— START OF Text to read —

KYUNG LAH (CNN): You are looking at secretly recorded video of Russell Vought, a former cabinet member in the Trump administration.

RUSSELL VOUGHT: This year has been predominantly now getting ready for a year five of a Trump administration. We've got about 350 different documents that are regulations and things of that nature.

LAH: Vought, the platform policy director for the Republican National Committee, says, he is building the plan for Trump's second term.

DONALD TRUMP: I don't know what the hell it is. It's Project 25.

LAH: Trump publicly disavowed Project 2025, a conservative blueprint for his administration if he gets reelected. But in private, Vought said that's just politics. The details of the real plans are secret and based on Trump's own beliefs.

VOUGHT: Notwithstanding I expect you hear 10 more times from the rally, the president, you know, distancing himself from the left's boogeyman of Project 2025.

UNIDENTIFIED MALE: Yeah, and you're not worried about that?

VOUGHT: No, I'm not worried about it. And so, I see what he's doing is just very, very conscious distancing himself from a brand. He's very supportive of what we do and know that we have all manner of things that we do that's, you know, even unrelated to Project 2025.

UNIDENTIFIED MALE: Sure.

LAH: Vought has been a mastermind behind expanding the powers of the presidency. Some of those policy proposals Trump has supported, two sources tell CNN. Trump even hosted a Mar-a-Lago fundraiser two years ago for the group Vought founded, the right-wing Center for Renewing America.

VOUGHT: He's been at our organization. He's raised money for our organization. He's blessed it.

LAH: In this hotel suite, Vought thinks he's talking to family members of a wealthy donor. But one is a journalist or the other, an actor working undercover for the U.K.-based Centre for Climate Reporting. The centre provided the video to CNN on the condition we blur their faces so they can continue their undercover work. The conversation covers a host of issues like abortion and how his position differs from Trump.

VOUGHT: He talks about rape, incest, and the life of the mother. Well, I don't actually believe in those exceptions.

I want to get to abolition, but I also got to win elections. And so, I want to get as far as we possibly can.

LAH: His view of who should be an American.

VOUGHT: So I want to make sure that we can say we're a Christian nation and my viewpoint is mostly that I would probably be Christian nation-ism. That's pretty close to Christian nationalism. Can we, if we're going to have legal immigration, can we get people that actually believe in Christianity? Is that something? Or do we have to have we now had to -- you know, are we not allowed to ask questions about Sharia law.

UNIDENTIFIED MALE: What could we see America looking like, I guess I do in an ideal world?

VOUGHT: In an ideal world, I mean, I think we could save the country and a sense of, you know, the largest deportation in history.

LAH: And even pornography.

VOUGHT: We'd have a national ban on pornography if we could, right?

LAH: But the most striking of Vought's statements has to do with presidential power.

VOUGHT: George Floyd was obviously was not about race. It was about destabilizing the Trump administration.

— END OF Text to read —
— START OF Given data —

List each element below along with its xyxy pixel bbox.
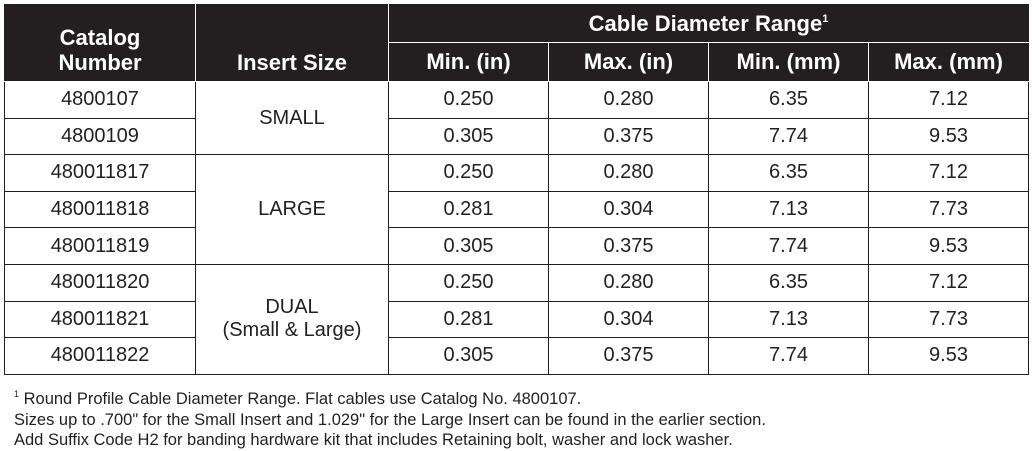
catalog-number-cell: 480011817 [4,154,196,192]
table-row: 480011819 0.305 0.375 7.74 9.53 [4,227,1029,265]
min-in-cell: 0.250 [388,154,549,192]
max-mm-cell: 9.53 [868,227,1029,265]
min-mm-cell: 6.35 [708,263,869,302]
max-in-cell: 0.375 [548,337,709,375]
max-mm-cell: 7.73 [868,300,1029,339]
max-in-cell: 0.375 [548,227,709,265]
catalog-number-cell: 4800107 [4,81,196,119]
max-mm-cell: 7.73 [868,190,1029,229]
footnotes: 1 Round Profile Cable Diameter Range. Fl… [14,384,766,451]
min-in-cell: 0.281 [388,300,549,339]
insert-size-cell: SMALL [195,80,389,156]
header-min-mm: Min. (mm) [708,42,869,82]
table-row: 4800107 SMALL 0.250 0.280 6.35 7.12 [4,80,1029,156]
min-mm-cell: 6.35 [708,81,869,119]
max-mm-cell: 7.12 [868,81,1029,119]
min-in-cell: 0.305 [388,337,549,375]
table-row: 4800109 0.305 0.375 7.74 9.53 [4,117,1029,156]
header-max-mm: Max. (mm) [868,42,1029,82]
header-cable-diameter-range: Cable Diameter Range1 [388,4,1029,43]
max-mm-cell: 7.12 [868,263,1029,302]
max-in-cell: 0.304 [548,300,709,339]
table-row: 480011822 0.305 0.375 7.74 9.53 [4,337,1029,375]
header-max-in: Max. (in) [548,42,709,82]
header-catalog-number: Catalog Number [4,4,196,82]
min-mm-cell: 7.13 [708,190,869,229]
note-suffix: Add Suffix Code H2 for banding hardware … [14,431,733,449]
max-in-cell: 0.280 [548,81,709,119]
max-in-cell: 0.280 [548,154,709,192]
min-mm-cell: 7.74 [708,227,869,265]
min-mm-cell: 7.74 [708,337,869,375]
min-mm-cell: 6.35 [708,154,869,192]
min-in-cell: 0.281 [388,190,549,229]
table-row: 480011821 0.281 0.304 7.13 7.73 [4,300,1029,339]
max-mm-cell: 9.53 [868,117,1029,156]
min-in-cell: 0.250 [388,81,549,119]
table-row: 480011817 LARGE 0.250 0.280 6.35 7.12 [4,154,1029,265]
min-in-cell: 0.250 [388,263,549,302]
min-in-cell: 0.305 [388,227,549,265]
header-min-in: Min. (in) [388,42,549,82]
max-mm-cell: 7.12 [868,154,1029,192]
catalog-number-cell: 4800109 [4,117,196,156]
min-mm-cell: 7.13 [708,300,869,339]
max-in-cell: 0.280 [548,263,709,302]
catalog-number-cell: 480011821 [4,300,196,339]
table-row: 480011818 0.281 0.304 7.13 7.73 [4,190,1029,229]
catalog-number-cell: 480011819 [4,227,196,265]
max-mm-cell: 9.53 [868,337,1029,375]
catalog-number-cell: 480011822 [4,337,196,375]
min-mm-cell: 7.74 [708,117,869,156]
table-row: 480011820 DUAL (Small & Large) 0.250 0.280 6.… [4,263,1029,375]
insert-size-cell: LARGE [195,154,389,265]
cable-diameter-table: Catalog Number Insert Size Cable Diameter… [4,4,1029,375]
header-insert-size: Insert Size [195,4,389,82]
footnote-1: 1 Round Profile Cable Diameter Range. Fl… [14,389,582,408]
max-in-cell: 0.375 [548,117,709,156]
insert-size-cell: DUAL (Small & Large) [195,263,389,375]
note-sizes: Sizes up to .700" for the Small Insert a… [14,410,766,429]
max-in-cell: 0.304 [548,190,709,229]
catalog-number-cell: 480011818 [4,190,196,229]
catalog-number-cell: 480011820 [4,263,196,302]
min-in-cell: 0.305 [388,117,549,156]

— END OF Given data —

§ **To be done**
From the transcript above, reproduce word for word the passage from "VOUGHT: So I" to "about Sharia law.".

§ **Solution to this problem**
VOUGHT: So I want to make sure that we can say we're a Christian nation and my viewpoint is mostly that I would probably be Christian nation-ism. That's pretty close to Christian nationalism. Can we, if we're going to have legal immigration, can we get people that actually believe in Christianity? Is that something? Or do we have to have we now had to -- you know, are we not allowed to ask questions about Sharia law.